» Set problem
Find each line holding the word "wniosków" and give the total alone.
--- START OF Material provided ---
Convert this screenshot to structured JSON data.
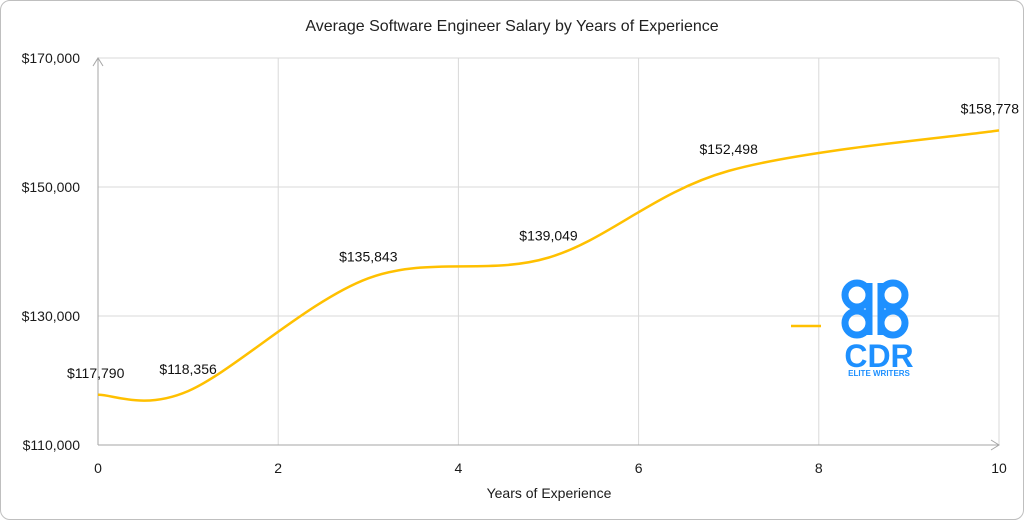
{
  "chart_data": {
    "type": "line",
    "title": "Average Software Engineer Salary by Years of Experience",
    "xlabel": "Years of Experience",
    "ylabel": "",
    "x": [
      0,
      1,
      3,
      5,
      7,
      10
    ],
    "values": [
      117790,
      118356,
      135843,
      139049,
      152498,
      158778
    ],
    "data_labels": [
      "$117,790",
      "$118,356",
      "$135,843",
      "$139,049",
      "$152,498",
      "$158,778"
    ],
    "xlim": [
      0,
      10
    ],
    "ylim": [
      110000,
      170000
    ],
    "x_ticks": [
      0,
      2,
      4,
      6,
      8,
      10
    ],
    "x_tick_labels": [
      "0",
      "2",
      "4",
      "6",
      "8",
      "10"
    ],
    "y_ticks": [
      110000,
      130000,
      150000,
      170000
    ],
    "y_tick_labels": [
      "$110,000",
      "$130,000",
      "$150,000",
      "$170,000"
    ],
    "grid": true,
    "smooth": true,
    "line_color": "#FFC000",
    "legend_placement": "right"
  },
  "logo": {
    "letters": "CDR",
    "tagline": "ELITE WRITERS",
    "color": "#1E90FF"
  }
}
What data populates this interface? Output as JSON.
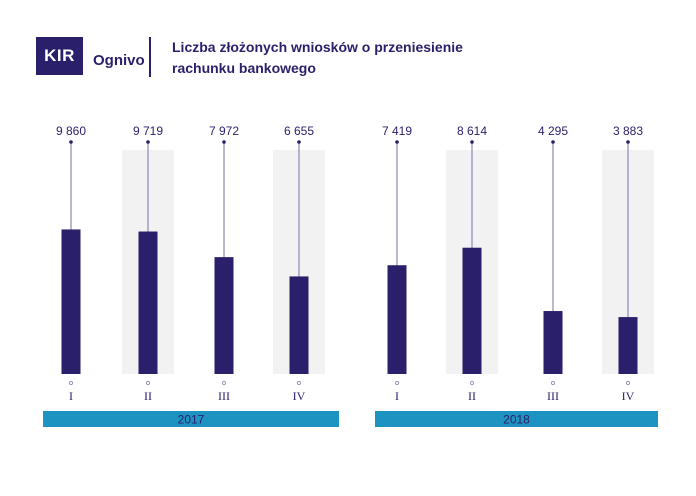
{
  "logo": {
    "brand": "KIR",
    "product": "Ognivo"
  },
  "title": "Liczba złożonych wniosków o przeniesienie rachunku bankowego",
  "colors": {
    "bar": "#2a1f6a",
    "stem": "#7a70aa",
    "shade": "#f2f2f2",
    "year_bar": "#1c93c0",
    "text": "#2a1f6a"
  },
  "chart_data": {
    "type": "bar",
    "title": "Liczba złożonych wniosków o przeniesienie rachunku bankowego",
    "xlabel": "",
    "ylabel": "",
    "grid": false,
    "groups": [
      {
        "year": "2017",
        "categories": [
          "I",
          "II",
          "III",
          "IV"
        ],
        "values": [
          9860,
          9719,
          7972,
          6655
        ],
        "labels": [
          "9 860",
          "9 719",
          "7 972",
          "6 655"
        ]
      },
      {
        "year": "2018",
        "categories": [
          "I",
          "II",
          "III",
          "IV"
        ],
        "values": [
          7419,
          8614,
          4295,
          3883
        ],
        "labels": [
          "7 419",
          "8 614",
          "4 295",
          "3 883"
        ]
      }
    ]
  }
}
--- END OF Material provided ---
» Reply to the exercise
2